===== Document excerpt =====

[RISCV] Add cost model for fixed broadcast shuffle

This patch adds basic broadcast shuffle costs in order to enable SLP vectorization.
And adds `getLMULCost` to consider reciprocal throughput for different LMUL.

Reviewed By: reames

Differential Revision: https://reviews.llvm.org/D137276
This commit is contained in:
ShihPo Hung
2022-11-30 04:58:52 -08:00
parent bb1eca6bbb
commit 0e6f0b7cc3
3 changed files with 177 additions and 0 deletions

View File

@@ -31,6 +31,27 @@ static cl::opt<unsigned> SLPMaxVF(
"SLP vectorizer. Defaults to 1 which disables SLP."),
cl::init(1), cl::Hidden);
InstructionCost RISCVTTIImpl::getLMULCost(MVT VT) {
// TODO: Here assume reciprocal throughput is 1 for LMUL_1, it is
// implementation-defined.
if (!VT.isVector())
return InstructionCost::getInvalid();
unsigned Cost;
if (VT.isScalableVector()) {
unsigned LMul;
bool Fractional;
std::tie(LMul, Fractional) =
RISCVVType::decodeVLMUL(RISCVTargetLowering::getLMUL(VT));
if (Fractional)

===== Record excerpts =====

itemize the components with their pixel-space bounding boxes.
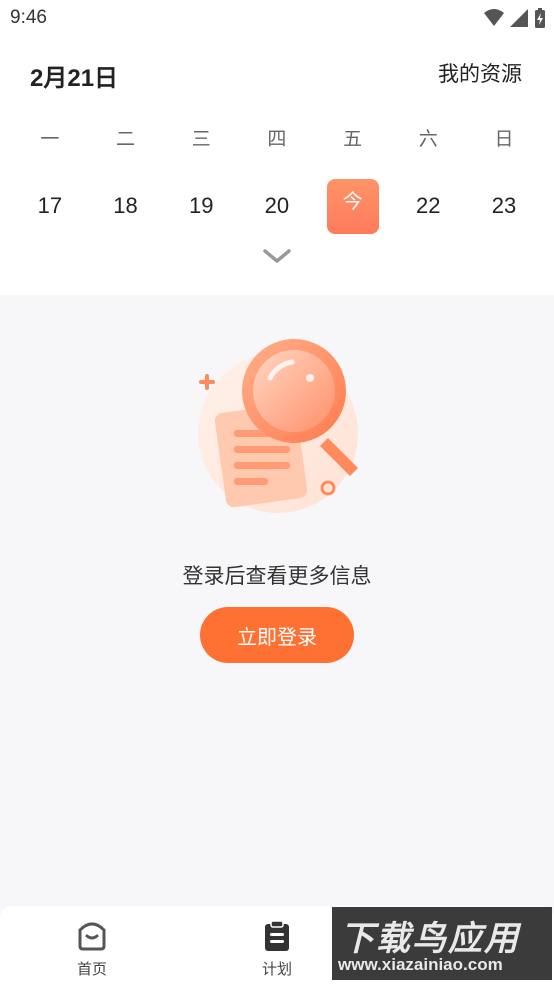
- date-number: 20: [264, 193, 290, 218]
- today-badge: 今: [326, 178, 379, 234]
- date-cell[interactable]: 23: [466, 178, 542, 234]
- watermark-badge: 下载鸟应用 www.xiazainiao.com: [332, 907, 552, 980]
- date-number: 22: [416, 193, 441, 218]
- date-row: 17 18 19 20 今 22 23: [12, 178, 542, 234]
- date-number: 19: [188, 193, 214, 218]
- nav-label-plan: 计划: [261, 960, 292, 978]
- watermark-title: 下载鸟应用: [340, 919, 520, 959]
- date-number: 18: [113, 193, 138, 218]
- date-cell[interactable]: 22: [390, 178, 466, 234]
- date-cell[interactable]: 18: [88, 178, 164, 234]
- search-document-illustration: [198, 339, 358, 513]
- watermark-url: www.xiazainiao.com: [338, 955, 503, 974]
- signal-icon: [510, 9, 528, 27]
- clipboard-icon: [265, 920, 289, 951]
- weekday-label: 六: [418, 128, 438, 150]
- weekday-label: 二: [116, 128, 136, 150]
- nav-label-home: 首页: [76, 960, 107, 978]
- date-cell[interactable]: 19: [163, 178, 239, 234]
- date-cell[interactable]: 20: [239, 178, 315, 234]
- nav-item-home[interactable]: 首页: [52, 918, 132, 979]
- empty-state-message: 登录后查看更多信息: [182, 564, 372, 588]
- nav-item-plan[interactable]: 计划: [237, 918, 317, 979]
- status-bar: 9:46: [0, 0, 554, 36]
- battery-icon: [535, 8, 545, 28]
- weekday-label: 三: [191, 128, 211, 150]
- status-icons: [484, 7, 546, 29]
- my-resources-link[interactable]: 我的资源: [438, 58, 522, 88]
- chevron-down-icon[interactable]: [263, 248, 291, 264]
- date-cell[interactable]: 17: [12, 178, 88, 234]
- wifi-icon: [484, 9, 504, 26]
- current-date-title: 2月21日: [30, 65, 119, 92]
- weekday-row: 一 二 三 四 五 六 日: [12, 124, 542, 151]
- home-icon: [78, 922, 106, 951]
- login-button[interactable]: 立即登录: [200, 607, 354, 663]
- status-time: 9:46: [10, 7, 47, 28]
- weekday-label: 五: [343, 128, 363, 150]
- calendar-header: 2月21日 我的资源 一 二 三 四 五 六 日 17 18 19 20 今 2…: [0, 36, 554, 295]
- date-number: 23: [491, 193, 517, 218]
- date-number: 17: [37, 193, 63, 218]
- date-cell-today[interactable]: 今: [315, 178, 391, 234]
- weekday-label: 日: [494, 128, 514, 150]
- weekday-label: 一: [40, 128, 60, 150]
- weekday-label: 四: [267, 128, 287, 150]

=====

» **Work to do**
According to the RISC-V commit, what kind of vectorization are the basic broadcast shuffle costs meant to enable? The items were taken from a separate source.

» **Exercise solution**
SLP vectorization.